== INSTRUCTIONS TO FOLLOW ==
Copy out each line exactly; pictures stay out of the copy.

== PROVIDED DATA ==
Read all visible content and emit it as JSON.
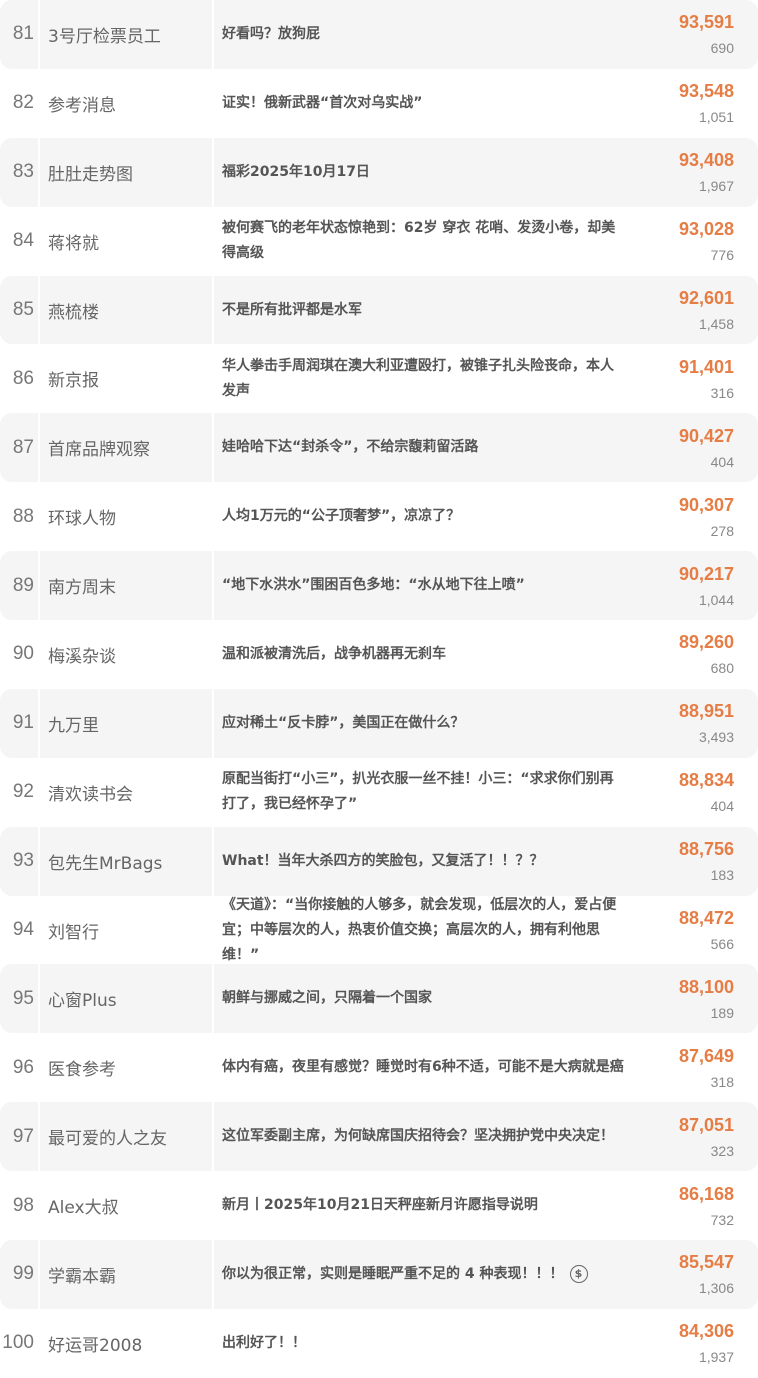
{
  "accent_color": "#e57d45",
  "rows": [
    {
      "rank": "81",
      "name": "3号厅检票员工",
      "title": "好看吗？放狗屁",
      "reads": "93,591",
      "likes": "690"
    },
    {
      "rank": "82",
      "name": "参考消息",
      "title": "证实！俄新武器“首次对乌实战”",
      "reads": "93,548",
      "likes": "1,051"
    },
    {
      "rank": "83",
      "name": "肚肚走势图",
      "title": "福彩2025年10月17日",
      "reads": "93,408",
      "likes": "1,967"
    },
    {
      "rank": "84",
      "name": "蒋将就",
      "title": "被何赛飞的老年状态惊艳到：62岁 穿衣 花哨、发烫小卷，却美得高级",
      "reads": "93,028",
      "likes": "776"
    },
    {
      "rank": "85",
      "name": "燕梳楼",
      "title": "不是所有批评都是水军",
      "reads": "92,601",
      "likes": "1,458"
    },
    {
      "rank": "86",
      "name": "新京报",
      "title": "华人拳击手周润琪在澳大利亚遭殴打，被锥子扎头险丧命，本人发声",
      "reads": "91,401",
      "likes": "316"
    },
    {
      "rank": "87",
      "name": "首席品牌观察",
      "title": "娃哈哈下达“封杀令”，不给宗馥莉留活路",
      "reads": "90,427",
      "likes": "404"
    },
    {
      "rank": "88",
      "name": "环球人物",
      "title": "人均1万元的“公子顶奢梦”，凉凉了？",
      "reads": "90,307",
      "likes": "278"
    },
    {
      "rank": "89",
      "name": "南方周末",
      "title": "“地下水洪水”围困百色多地：“水从地下往上喷”",
      "reads": "90,217",
      "likes": "1,044"
    },
    {
      "rank": "90",
      "name": "梅溪杂谈",
      "title": "温和派被清洗后，战争机器再无刹车",
      "reads": "89,260",
      "likes": "680"
    },
    {
      "rank": "91",
      "name": "九万里",
      "title": "应对稀土“反卡脖”，美国正在做什么？",
      "reads": "88,951",
      "likes": "3,493"
    },
    {
      "rank": "92",
      "name": "清欢读书会",
      "title": "原配当街打“小三”，扒光衣服一丝不挂！小三：“求求你们别再打了，我已经怀孕了”",
      "reads": "88,834",
      "likes": "404"
    },
    {
      "rank": "93",
      "name": "包先生MrBags",
      "title": "What！当年大杀四方的笑脸包，又复活了！！？？",
      "reads": "88,756",
      "likes": "183"
    },
    {
      "rank": "94",
      "name": "刘智行",
      "title": "《天道》：“当你接触的人够多，就会发现，低层次的人，爱占便宜；中等层次的人，热衷价值交换；高层次的人，拥有利他思维！”",
      "reads": "88,472",
      "likes": "566"
    },
    {
      "rank": "95",
      "name": "心窗Plus",
      "title": "朝鲜与挪威之间，只隔着一个国家",
      "reads": "88,100",
      "likes": "189"
    },
    {
      "rank": "96",
      "name": "医食参考",
      "title": "体内有癌，夜里有感觉？睡觉时有6种不适，可能不是大病就是癌",
      "reads": "87,649",
      "likes": "318"
    },
    {
      "rank": "97",
      "name": "最可爱的人之友",
      "title": "这位军委副主席，为何缺席国庆招待会？坚决拥护党中央决定！",
      "reads": "87,051",
      "likes": "323"
    },
    {
      "rank": "98",
      "name": "Alex大叔",
      "title": "新月丨2025年10月21日天秤座新月许愿指导说明",
      "reads": "86,168",
      "likes": "732"
    },
    {
      "rank": "99",
      "name": "学霸本霸",
      "title": "你以为很正常，实则是睡眠严重不足的 4 种表现！！！",
      "reads": "85,547",
      "likes": "1,306",
      "icon": "money-hand-icon"
    },
    {
      "rank": "100",
      "name": "好运哥2008",
      "title": "出利好了！！",
      "reads": "84,306",
      "likes": "1,937"
    }
  ]
}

== PROBLEM SOLUTION ==
Read all visible content and emit it as JSON.
{
  "accent_color": "#e57d45",
  "rows": [
    {
      "rank": "81",
      "name": "3号厅检票员工",
      "title": "好看吗？放狗屁",
      "reads": "93,591",
      "likes": "690"
    },
    {
      "rank": "82",
      "name": "参考消息",
      "title": "证实！俄新武器“首次对乌实战”",
      "reads": "93,548",
      "likes": "1,051"
    },
    {
      "rank": "83",
      "name": "肚肚走势图",
      "title": "福彩2025年10月17日",
      "reads": "93,408",
      "likes": "1,967"
    },
    {
      "rank": "84",
      "name": "蒋将就",
      "title": "被何赛飞的老年状态惊艳到：62岁 穿衣 花哨、发烫小卷，却美得高级",
      "reads": "93,028",
      "likes": "776"
    },
    {
      "rank": "85",
      "name": "燕梳楼",
      "title": "不是所有批评都是水军",
      "reads": "92,601",
      "likes": "1,458"
    },
    {
      "rank": "86",
      "name": "新京报",
      "title": "华人拳击手周润琪在澳大利亚遭殴打，被锥子扎头险丧命，本人发声",
      "reads": "91,401",
      "likes": "316"
    },
    {
      "rank": "87",
      "name": "首席品牌观察",
      "title": "娃哈哈下达“封杀令”，不给宗馥莉留活路",
      "reads": "90,427",
      "likes": "404"
    },
    {
      "rank": "88",
      "name": "环球人物",
      "title": "人均1万元的“公子顶奢梦”，凉凉了？",
      "reads": "90,307",
      "likes": "278"
    },
    {
      "rank": "89",
      "name": "南方周末",
      "title": "“地下水洪水”围困百色多地：“水从地下往上喷”",
      "reads": "90,217",
      "likes": "1,044"
    },
    {
      "rank": "90",
      "name": "梅溪杂谈",
      "title": "温和派被清洗后，战争机器再无刹车",
      "reads": "89,260",
      "likes": "680"
    },
    {
      "rank": "91",
      "name": "九万里",
      "title": "应对稀土“反卡脖”，美国正在做什么？",
      "reads": "88,951",
      "likes": "3,493"
    },
    {
      "rank": "92",
      "name": "清欢读书会",
      "title": "原配当街打“小三”，扒光衣服一丝不挂！小三：“求求你们别再打了，我已经怀孕了”",
      "reads": "88,834",
      "likes": "404"
    },
    {
      "rank": "93",
      "name": "包先生MrBags",
      "title": "What！当年大杀四方的笑脸包，又复活了！！？？",
      "reads": "88,756",
      "likes": "183"
    },
    {
      "rank": "94",
      "name": "刘智行",
      "title": "《天道》：“当你接触的人够多，就会发现，低层次的人，爱占便宜；中等层次的人，热衷价值交换；高层次的人，拥有利他思维！”",
      "reads": "88,472",
      "likes": "566"
    },
    {
      "rank": "95",
      "name": "心窗Plus",
      "title": "朝鲜与挪威之间，只隔着一个国家",
      "reads": "88,100",
      "likes": "189"
    },
    {
      "rank": "96",
      "name": "医食参考",
      "title": "体内有癌，夜里有感觉？睡觉时有6种不适，可能不是大病就是癌",
      "reads": "87,649",
      "likes": "318"
    },
    {
      "rank": "97",
      "name": "最可爱的人之友",
      "title": "这位军委副主席，为何缺席国庆招待会？坚决拥护党中央决定！",
      "reads": "87,051",
      "likes": "323"
    },
    {
      "rank": "98",
      "name": "Alex大叔",
      "title": "新月丨2025年10月21日天秤座新月许愿指导说明",
      "reads": "86,168",
      "likes": "732"
    },
    {
      "rank": "99",
      "name": "学霸本霸",
      "title": "你以为很正常，实则是睡眠严重不足的 4 种表现！！！",
      "reads": "85,547",
      "likes": "1,306",
      "icon": "money-hand-icon"
    },
    {
      "rank": "100",
      "name": "好运哥2008",
      "title": "出利好了！！",
      "reads": "84,306",
      "likes": "1,937"
    }
  ]
}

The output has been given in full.